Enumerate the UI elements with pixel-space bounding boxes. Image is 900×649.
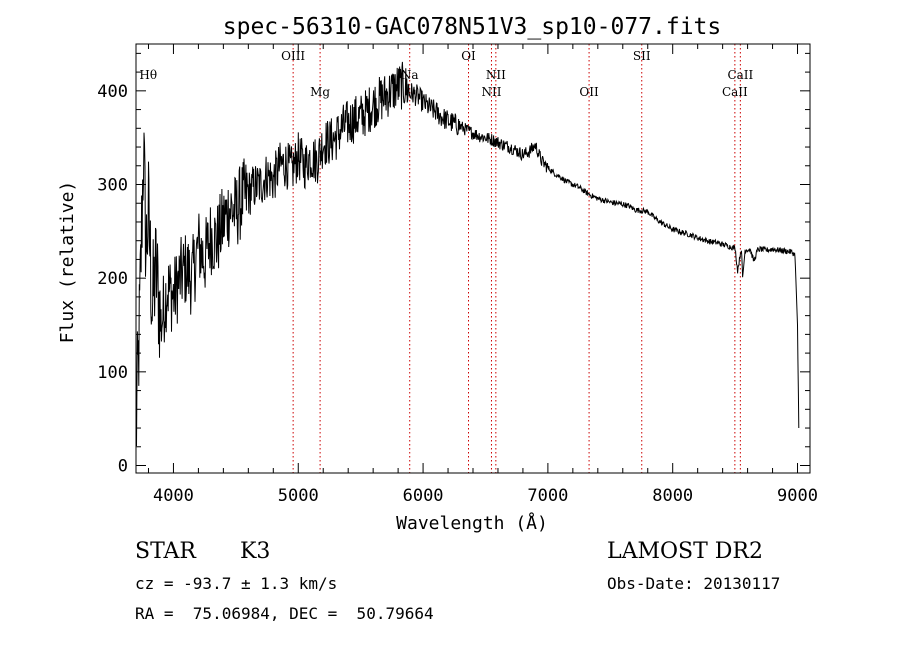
plot-frame — [135, 43, 811, 474]
spectrum-series-line — [135, 61, 800, 447]
y-tick-label-3: 300 — [97, 176, 128, 196]
x-tick-label-4: 8000 — [652, 486, 693, 506]
object-class: STAR — [135, 539, 196, 564]
y-tick-label-1: 100 — [97, 363, 128, 383]
y-tick-label-4: 400 — [97, 82, 128, 102]
line-label-6: NII — [486, 68, 506, 82]
line-label-7: OII — [579, 85, 599, 99]
observation-date: Obs-Date: 20130117 — [607, 574, 781, 593]
line-label-10: CaII — [727, 68, 753, 82]
x-axis-tick-labels: 4000 5000 6000 7000 8000 9000 — [153, 486, 818, 506]
line-label-1: OIII — [281, 49, 305, 63]
y-axis-label: Flux (relative) — [57, 181, 78, 344]
redshift-velocity: cz = -93.7 ± 1.3 km/s — [135, 574, 338, 593]
line-label-2: Mg — [310, 85, 330, 99]
chart-title: spec-56310-GAC078N51V3_sp10-077.fits — [223, 14, 722, 40]
y-tick-label-0: 0 — [118, 457, 128, 477]
y-axis-tick-labels: 0 100 200 300 400 — [97, 82, 128, 477]
line-label-0: Hθ — [139, 68, 157, 82]
x-tick-label-0: 4000 — [153, 486, 194, 506]
x-tick-label-3: 7000 — [527, 486, 568, 506]
axis-ticks — [136, 44, 810, 473]
line-label-9: CaII — [722, 85, 748, 99]
x-tick-label-5: 9000 — [777, 486, 818, 506]
x-tick-label-2: 6000 — [403, 486, 444, 506]
line-label-4: OI — [461, 49, 476, 63]
line-label-5: NII — [481, 85, 501, 99]
y-tick-label-2: 200 — [97, 269, 128, 289]
sky-coordinates: RA = 75.06984, DEC = 50.79664 — [135, 604, 434, 623]
spectral-subclass: K3 — [240, 539, 271, 564]
line-label-8: SII — [633, 49, 651, 63]
spectral-line-markers — [292, 44, 741, 473]
x-tick-label-1: 5000 — [278, 486, 319, 506]
x-axis-label: Wavelength (Å) — [396, 512, 548, 534]
survey-name: LAMOST DR2 — [607, 539, 763, 564]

■ ■ ■ ■ ■

Task objective:
Can you put the entry lines between the line holding "plot-frame — [135, 43, 811, 474]" and the line holding "line-label-2: Mg — [310, 85, 330, 99]", inclusive, into a JSON list of strings, one string per line, with blank lines left out?

The response:
[
  "plot-frame — [135, 43, 811, 474]",
  "spectrum-series-line — [135, 61, 800, 447]",
  "y-tick-label-3: 300 — [97, 176, 128, 196]",
  "x-tick-label-4: 8000 — [652, 486, 693, 506]",
  "object-class: STAR — [135, 539, 196, 564]",
  "y-tick-label-1: 100 — [97, 363, 128, 383]",
  "y-tick-label-4: 400 — [97, 82, 128, 102]",
  "line-label-6: NII — [486, 68, 506, 82]",
  "line-label-7: OII — [579, 85, 599, 99]",
  "observation-date: Obs-Date: 20130117 — [607, 574, 781, 593]",
  "line-label-10: CaII — [727, 68, 753, 82]",
  "x-axis-tick-labels: 4000 5000 6000 7000 8000 9000 — [153, 486, 818, 506]",
  "line-label-1: OIII — [281, 49, 305, 63]",
  "y-axis-label: Flux (relative) — [57, 181, 78, 344]",
  "redshift-velocity: cz = -93.7 ± 1.3 km/s — [135, 574, 338, 593]",
  "line-label-2: Mg — [310, 85, 330, 99]"
]